(Dataset excerpt)
+-------+

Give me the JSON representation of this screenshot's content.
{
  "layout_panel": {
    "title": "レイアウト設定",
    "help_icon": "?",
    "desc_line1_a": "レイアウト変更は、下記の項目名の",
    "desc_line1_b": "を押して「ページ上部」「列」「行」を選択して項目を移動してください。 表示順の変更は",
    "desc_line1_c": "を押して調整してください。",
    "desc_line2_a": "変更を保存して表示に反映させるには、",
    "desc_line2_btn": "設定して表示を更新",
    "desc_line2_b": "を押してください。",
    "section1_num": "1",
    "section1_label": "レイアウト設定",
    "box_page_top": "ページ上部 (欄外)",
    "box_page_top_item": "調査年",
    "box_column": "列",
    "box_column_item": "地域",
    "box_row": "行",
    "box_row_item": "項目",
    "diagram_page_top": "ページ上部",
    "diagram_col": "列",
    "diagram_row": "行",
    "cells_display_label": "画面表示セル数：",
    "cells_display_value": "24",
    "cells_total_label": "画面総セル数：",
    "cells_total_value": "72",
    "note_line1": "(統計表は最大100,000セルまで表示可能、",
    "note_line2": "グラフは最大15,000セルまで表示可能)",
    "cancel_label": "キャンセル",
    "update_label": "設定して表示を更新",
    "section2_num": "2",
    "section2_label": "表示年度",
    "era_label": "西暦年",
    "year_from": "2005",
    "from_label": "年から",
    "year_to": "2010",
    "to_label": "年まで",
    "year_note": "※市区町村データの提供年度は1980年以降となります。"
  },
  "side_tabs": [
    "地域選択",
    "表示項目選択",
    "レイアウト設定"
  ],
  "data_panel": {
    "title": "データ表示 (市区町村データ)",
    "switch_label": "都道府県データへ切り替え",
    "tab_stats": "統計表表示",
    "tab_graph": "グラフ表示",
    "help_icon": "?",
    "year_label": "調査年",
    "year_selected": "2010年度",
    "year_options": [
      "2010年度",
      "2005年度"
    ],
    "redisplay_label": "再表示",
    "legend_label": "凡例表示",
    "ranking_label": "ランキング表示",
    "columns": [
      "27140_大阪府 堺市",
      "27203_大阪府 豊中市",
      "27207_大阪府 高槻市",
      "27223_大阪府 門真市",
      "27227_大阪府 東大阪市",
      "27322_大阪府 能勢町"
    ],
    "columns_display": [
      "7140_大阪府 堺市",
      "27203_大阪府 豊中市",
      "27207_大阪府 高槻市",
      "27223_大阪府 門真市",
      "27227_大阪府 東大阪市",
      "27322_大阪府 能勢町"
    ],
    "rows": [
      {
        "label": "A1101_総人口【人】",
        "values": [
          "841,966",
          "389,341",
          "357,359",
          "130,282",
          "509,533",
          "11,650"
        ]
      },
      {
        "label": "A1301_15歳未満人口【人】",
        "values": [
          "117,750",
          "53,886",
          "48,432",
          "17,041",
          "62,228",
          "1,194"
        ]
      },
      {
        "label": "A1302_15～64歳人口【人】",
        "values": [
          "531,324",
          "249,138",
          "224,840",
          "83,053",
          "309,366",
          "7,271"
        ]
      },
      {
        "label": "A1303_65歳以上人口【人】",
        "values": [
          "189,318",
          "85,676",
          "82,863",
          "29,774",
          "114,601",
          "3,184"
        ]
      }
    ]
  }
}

+-------+

→ **YOUR GOAL**
Transcribe every entry exactly, omitting nothing.

→ **THE ANSWER**
Give me the JSON representation of this screenshot's content.
{
  "layout_panel": {
    "title": "レイアウト設定",
    "help_icon": "?",
    "desc_line1_a": "レイアウト変更は、下記の項目名の",
    "desc_line1_b": "を押して「ページ上部」「列」「行」を選択して項目を移動してください。 表示順の変更は",
    "desc_line1_c": "を押して調整してください。",
    "desc_line2_a": "変更を保存して表示に反映させるには、",
    "desc_line2_btn": "設定して表示を更新",
    "desc_line2_b": "を押してください。",
    "section1_num": "1",
    "section1_label": "レイアウト設定",
    "box_page_top": "ページ上部 (欄外)",
    "box_page_top_item": "調査年",
    "box_column": "列",
    "box_column_item": "地域",
    "box_row": "行",
    "box_row_item": "項目",
    "diagram_page_top": "ページ上部",
    "diagram_col": "列",
    "diagram_row": "行",
    "cells_display_label": "画面表示セル数：",
    "cells_display_value": "24",
    "cells_total_label": "画面総セル数：",
    "cells_total_value": "72",
    "note_line1": "(統計表は最大100,000セルまで表示可能、",
    "note_line2": "グラフは最大15,000セルまで表示可能)",
    "cancel_label": "キャンセル",
    "update_label": "設定して表示を更新",
    "section2_num": "2",
    "section2_label": "表示年度",
    "era_label": "西暦年",
    "year_from": "2005",
    "from_label": "年から",
    "year_to": "2010",
    "to_label": "年まで",
    "year_note": "※市区町村データの提供年度は1980年以降となります。"
  },
  "side_tabs": [
    "地域選択",
    "表示項目選択",
    "レイアウト設定"
  ],
  "data_panel": {
    "title": "データ表示 (市区町村データ)",
    "switch_label": "都道府県データへ切り替え",
    "tab_stats": "統計表表示",
    "tab_graph": "グラフ表示",
    "help_icon": "?",
    "year_label": "調査年",
    "year_selected": "2010年度",
    "year_options": [
      "2010年度",
      "2005年度"
    ],
    "redisplay_label": "再表示",
    "legend_label": "凡例表示",
    "ranking_label": "ランキング表示",
    "columns": [
      "27140_大阪府 堺市",
      "27203_大阪府 豊中市",
      "27207_大阪府 高槻市",
      "27223_大阪府 門真市",
      "27227_大阪府 東大阪市",
      "27322_大阪府 能勢町"
    ],
    "columns_display": [
      "7140_大阪府 堺市",
      "27203_大阪府 豊中市",
      "27207_大阪府 高槻市",
      "27223_大阪府 門真市",
      "27227_大阪府 東大阪市",
      "27322_大阪府 能勢町"
    ],
    "rows": [
      {
        "label": "A1101_総人口【人】",
        "values": [
          "841,966",
          "389,341",
          "357,359",
          "130,282",
          "509,533",
          "11,650"
        ]
      },
      {
        "label": "A1301_15歳未満人口【人】",
        "values": [
          "117,750",
          "53,886",
          "48,432",
          "17,041",
          "62,228",
          "1,194"
        ]
      },
      {
        "label": "A1302_15～64歳人口【人】",
        "values": [
          "531,324",
          "249,138",
          "224,840",
          "83,053",
          "309,366",
          "7,271"
        ]
      },
      {
        "label": "A1303_65歳以上人口【人】",
        "values": [
          "189,318",
          "85,676",
          "82,863",
          "29,774",
          "114,601",
          "3,184"
        ]
      }
    ]
  }
}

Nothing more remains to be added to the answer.